Extracto del documento:
☆ ☆ ☆ ☆

Iconoclasia: dinamitar lo sagrado

Juan Goytisolo no desacraliza desde el librepensamiento, sino desde la iconoclasia. No se limita a contraponer razón y fe: entiende que los ritos, las imágenes y los dogmas son tecnologías de poder, inscritas en la carne simbólica de un país. En Don Julián, lo sagrado no se refuta: se ridiculiza, se parodia, se invierte.

"Pero Goytisolo no se queda en el folclore: también revienta los cimientos teológicos"

La Semana Santa aparece transfigurada en carnaval grotesco: los caballeros del Cristo de la Buena Muerte desfilan al ritmo de bongós; los pasos procesionales se cruzan con carrozas de mulatas, confeti y turbantes. El capirote cae, y debajo no hay redención: hay el rostro sonriente del traidor que se sabe aureolado. La religión —insignia nacional, marca identitaria, refugio del alma española— se convierte en teatro. La penitencia, en feria. La cruz, en fetiche.

Pero Goytisolo no se queda en el folclore: también revienta los cimientos teológicos. Isabel la Católica —madre de la patria, santa de la historia oficial— es reducida a estampa kitsch, heroína de catecismo franquista y de novela rosa. El españolismo católico, sostenido por un Séneca convertido en torero retirado y por santos a caballo como Santiago Apóstol, se desploma como un guiñol viril, piadoso y vacío.

☆ ☆ ☆ ☆

Contenido de datos:
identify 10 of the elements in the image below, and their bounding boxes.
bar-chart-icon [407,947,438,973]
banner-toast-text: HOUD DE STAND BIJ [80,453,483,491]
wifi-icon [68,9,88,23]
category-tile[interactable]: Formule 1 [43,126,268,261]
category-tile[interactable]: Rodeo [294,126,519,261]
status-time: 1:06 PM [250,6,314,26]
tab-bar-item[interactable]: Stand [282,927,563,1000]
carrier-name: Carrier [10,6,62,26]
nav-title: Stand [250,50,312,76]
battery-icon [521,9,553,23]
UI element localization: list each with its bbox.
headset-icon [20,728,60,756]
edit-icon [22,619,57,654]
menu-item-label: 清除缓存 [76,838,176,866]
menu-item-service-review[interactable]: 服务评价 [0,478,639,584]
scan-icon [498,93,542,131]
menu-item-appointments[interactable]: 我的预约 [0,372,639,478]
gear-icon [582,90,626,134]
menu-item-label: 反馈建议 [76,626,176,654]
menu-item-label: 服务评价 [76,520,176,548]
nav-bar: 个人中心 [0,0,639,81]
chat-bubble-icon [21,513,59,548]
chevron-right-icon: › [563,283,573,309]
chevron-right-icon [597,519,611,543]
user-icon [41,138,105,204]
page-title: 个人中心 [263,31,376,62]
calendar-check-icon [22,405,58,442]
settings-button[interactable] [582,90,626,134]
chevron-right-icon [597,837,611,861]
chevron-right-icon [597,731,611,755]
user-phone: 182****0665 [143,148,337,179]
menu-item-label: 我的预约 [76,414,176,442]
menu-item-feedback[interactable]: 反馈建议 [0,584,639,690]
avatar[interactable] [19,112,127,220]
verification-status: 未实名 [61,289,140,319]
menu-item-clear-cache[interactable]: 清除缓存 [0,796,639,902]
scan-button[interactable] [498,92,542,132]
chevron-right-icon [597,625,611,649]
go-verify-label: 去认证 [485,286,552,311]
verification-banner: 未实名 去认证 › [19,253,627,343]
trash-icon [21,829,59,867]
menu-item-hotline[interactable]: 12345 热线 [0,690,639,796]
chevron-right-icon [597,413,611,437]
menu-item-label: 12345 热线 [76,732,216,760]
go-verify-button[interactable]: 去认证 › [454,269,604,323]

☆ ☆ ☆ ☆

Orden de trabajo 1: Según el fragmento sobre la iconoclasia de Goytisolo, ¿a qué queda reducida Isabel la Católica?
Orden de trabajo 2: Reanuda el fragmento sobre la iconoclasia de Goytisolo a partir de su última oración.
Las entradas no tienen ningún papel en lo que aquí se pide.

Respuesta 1: A estampa kitsch, heroína de catecismo franquista y de novela rosa.

Respuesta 2:
Para Goytisolo, la patria no se edifica sobre ideas, sino sobre imágenes sagradas. Por eso, escribir exige primero prenderles fuego. Tal vez temía —con razón— no poder escribir si no ardían antes esos ídolos.

¿Cómo leer hoy Don Julián?

Más de medio siglo después de su publicación, Don Julián sigue siendo un libro incómodo. No porque escandalice —hemos aprendido a trivializar incluso lo corrosivo—, sino porque se resiste a la domesticación. No encaja en planes de estudio, no circula en celebraciones culturales, no se cita como monumento literario. Es un libro que se prefiere en silencio, como si su violencia simbólica aún tocara una herida mal cerrada.

"Aquí no hay evocación ni diálogo. Solo ruptura. Dinamita"

Tampoco ayuda que no venga con advertencia, como las cajetillas de tabaco: “cuidado, esto no es lectura de sofá ni de club con infusión ecológica”. Porque no lo es. Y eso forma parte de su grandeza: Don Julián no ofrece respuestas, obliga a confrontar ficciones nacionales. No busca educar ni reconciliar. Su apuesta no es ética ni estética: es ontológica. ¿Puede un escritor dejar de ser lo que la historia y la lengua le enseñaron a ser?

Publicado en 1970, es el segundo libro de la llamada “trilogía del mal”, término que Goytisolo aceptó con ironía. No es el más nostálgico ni el más experimental: es el más letal. Aquí no hay evocación ni diálogo. Solo ruptura. Dinamita.

Tal vez por eso cuesta tanto leerlo hoy. Porque leerlo bien implica asumir que hay libros que no consuelan, sino que destruyen. Libros que no nos invitan a pensar, sino que nos piensan. Y eso, reconozcámoslo, no es cómodo. Yo mismo lo intenté varias veces, y siempre abandonaba la lectura: me sacudía sin aviso, sin orden, sin tregua. Era como leer dinamita encendida. Y tal vez por eso merezca seguir leyéndose.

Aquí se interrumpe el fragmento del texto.